Short task => Take each line containing "title" and report it exactly as written.
╭─ Data supplied
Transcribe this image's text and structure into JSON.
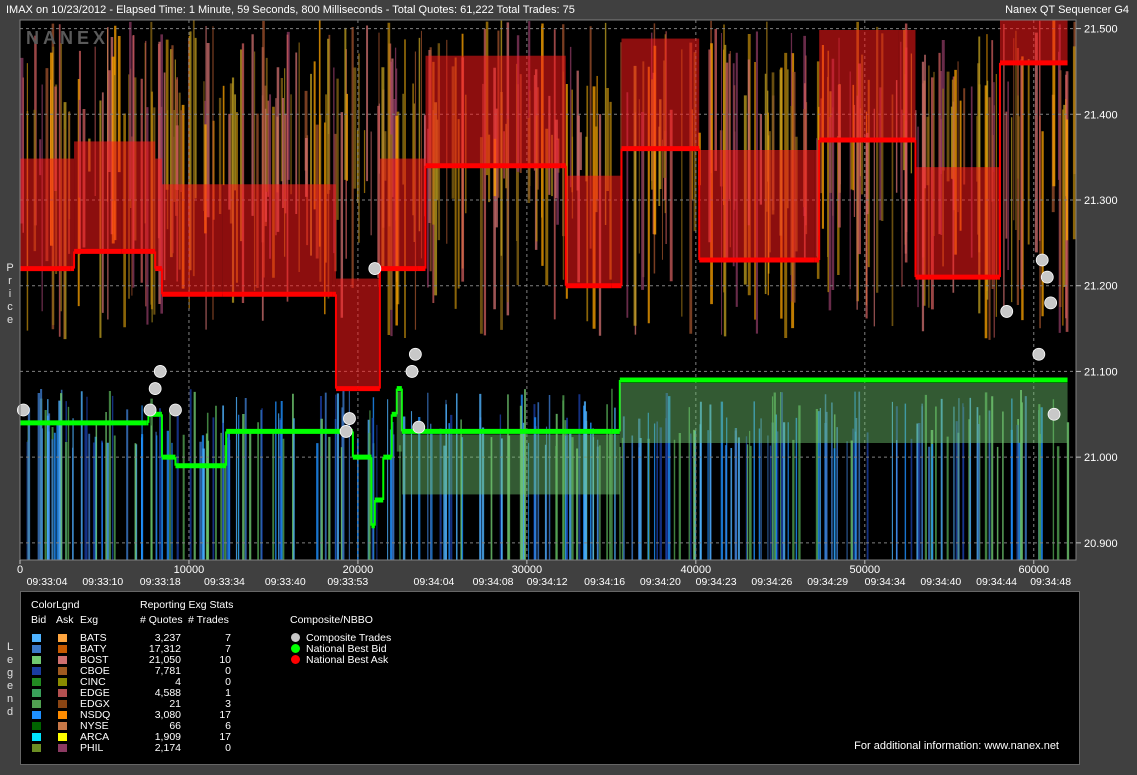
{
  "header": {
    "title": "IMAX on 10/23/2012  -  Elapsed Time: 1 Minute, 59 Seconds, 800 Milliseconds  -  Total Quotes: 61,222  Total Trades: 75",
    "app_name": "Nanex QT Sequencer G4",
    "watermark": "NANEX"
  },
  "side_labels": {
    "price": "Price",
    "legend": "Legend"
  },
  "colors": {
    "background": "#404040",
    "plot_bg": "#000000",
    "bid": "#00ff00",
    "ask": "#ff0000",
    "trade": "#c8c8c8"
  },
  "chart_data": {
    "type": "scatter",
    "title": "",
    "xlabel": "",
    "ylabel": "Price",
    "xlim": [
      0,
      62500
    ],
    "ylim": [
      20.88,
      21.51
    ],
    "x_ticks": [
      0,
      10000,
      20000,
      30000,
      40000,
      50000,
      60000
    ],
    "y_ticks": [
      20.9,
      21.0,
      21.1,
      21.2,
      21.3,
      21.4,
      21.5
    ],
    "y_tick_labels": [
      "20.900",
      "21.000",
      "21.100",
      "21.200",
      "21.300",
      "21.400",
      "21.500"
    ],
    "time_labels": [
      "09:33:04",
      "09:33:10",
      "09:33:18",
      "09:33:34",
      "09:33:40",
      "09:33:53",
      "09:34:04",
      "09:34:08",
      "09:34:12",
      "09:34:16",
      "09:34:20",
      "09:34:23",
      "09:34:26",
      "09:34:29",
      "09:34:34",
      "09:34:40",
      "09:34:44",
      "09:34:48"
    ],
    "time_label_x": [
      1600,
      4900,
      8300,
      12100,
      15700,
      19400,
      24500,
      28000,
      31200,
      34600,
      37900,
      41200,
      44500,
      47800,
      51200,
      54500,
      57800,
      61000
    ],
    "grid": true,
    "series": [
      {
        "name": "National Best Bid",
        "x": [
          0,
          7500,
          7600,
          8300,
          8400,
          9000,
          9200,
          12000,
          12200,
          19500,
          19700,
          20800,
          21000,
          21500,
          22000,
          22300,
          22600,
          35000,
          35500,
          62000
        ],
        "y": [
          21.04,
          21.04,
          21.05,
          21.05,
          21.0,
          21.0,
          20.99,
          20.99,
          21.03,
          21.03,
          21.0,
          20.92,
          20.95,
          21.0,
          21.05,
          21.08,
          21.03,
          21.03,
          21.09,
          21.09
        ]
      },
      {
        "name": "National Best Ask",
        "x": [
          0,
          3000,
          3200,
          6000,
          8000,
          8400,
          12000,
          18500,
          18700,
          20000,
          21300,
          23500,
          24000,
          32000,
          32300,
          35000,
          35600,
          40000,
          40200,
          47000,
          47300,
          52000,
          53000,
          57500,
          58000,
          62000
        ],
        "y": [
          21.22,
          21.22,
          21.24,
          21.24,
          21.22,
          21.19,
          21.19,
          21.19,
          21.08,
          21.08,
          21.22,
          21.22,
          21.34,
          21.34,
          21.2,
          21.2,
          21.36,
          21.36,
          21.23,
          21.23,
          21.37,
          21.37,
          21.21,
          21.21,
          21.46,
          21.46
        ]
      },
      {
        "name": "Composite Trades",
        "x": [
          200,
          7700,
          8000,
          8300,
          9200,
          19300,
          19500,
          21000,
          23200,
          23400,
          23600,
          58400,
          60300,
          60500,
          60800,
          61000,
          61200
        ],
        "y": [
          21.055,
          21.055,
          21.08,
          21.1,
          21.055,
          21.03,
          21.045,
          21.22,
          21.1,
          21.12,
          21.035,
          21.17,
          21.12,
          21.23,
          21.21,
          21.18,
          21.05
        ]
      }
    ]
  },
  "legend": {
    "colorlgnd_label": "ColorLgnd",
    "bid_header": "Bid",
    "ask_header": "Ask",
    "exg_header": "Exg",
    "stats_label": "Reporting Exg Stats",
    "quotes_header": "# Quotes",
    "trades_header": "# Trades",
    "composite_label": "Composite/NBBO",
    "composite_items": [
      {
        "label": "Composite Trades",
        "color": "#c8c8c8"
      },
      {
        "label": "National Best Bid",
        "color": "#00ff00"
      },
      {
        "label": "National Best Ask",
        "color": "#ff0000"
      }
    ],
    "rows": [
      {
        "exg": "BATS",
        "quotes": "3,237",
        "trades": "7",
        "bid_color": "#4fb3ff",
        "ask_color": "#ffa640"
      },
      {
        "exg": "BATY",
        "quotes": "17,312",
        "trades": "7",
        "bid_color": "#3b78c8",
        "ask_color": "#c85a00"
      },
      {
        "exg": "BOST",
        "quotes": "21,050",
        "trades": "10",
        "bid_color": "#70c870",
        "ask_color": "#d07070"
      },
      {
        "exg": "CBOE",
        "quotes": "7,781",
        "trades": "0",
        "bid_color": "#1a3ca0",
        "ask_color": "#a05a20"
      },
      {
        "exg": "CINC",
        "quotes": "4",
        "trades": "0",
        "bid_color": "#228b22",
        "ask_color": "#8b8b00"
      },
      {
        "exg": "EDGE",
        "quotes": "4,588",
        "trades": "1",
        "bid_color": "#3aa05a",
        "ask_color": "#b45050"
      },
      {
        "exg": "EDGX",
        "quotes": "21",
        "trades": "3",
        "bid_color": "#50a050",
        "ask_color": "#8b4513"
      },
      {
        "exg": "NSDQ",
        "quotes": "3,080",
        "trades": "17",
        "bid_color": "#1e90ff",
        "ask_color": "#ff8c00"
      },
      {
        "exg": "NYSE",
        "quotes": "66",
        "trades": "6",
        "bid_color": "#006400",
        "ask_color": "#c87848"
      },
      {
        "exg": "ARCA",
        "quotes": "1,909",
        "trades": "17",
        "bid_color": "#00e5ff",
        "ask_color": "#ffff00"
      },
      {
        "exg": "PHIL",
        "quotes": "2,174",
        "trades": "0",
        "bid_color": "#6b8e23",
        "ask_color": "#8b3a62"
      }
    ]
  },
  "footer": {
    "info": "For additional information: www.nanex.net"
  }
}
╰─
Finished answer =>
    "title": "IMAX on 10/23/2012  -  Elapsed Time: 1 Minute, 59 Seconds, 800 Milliseconds  -  Total Quotes: 61,222  Total Trades: 75",
    "title": "",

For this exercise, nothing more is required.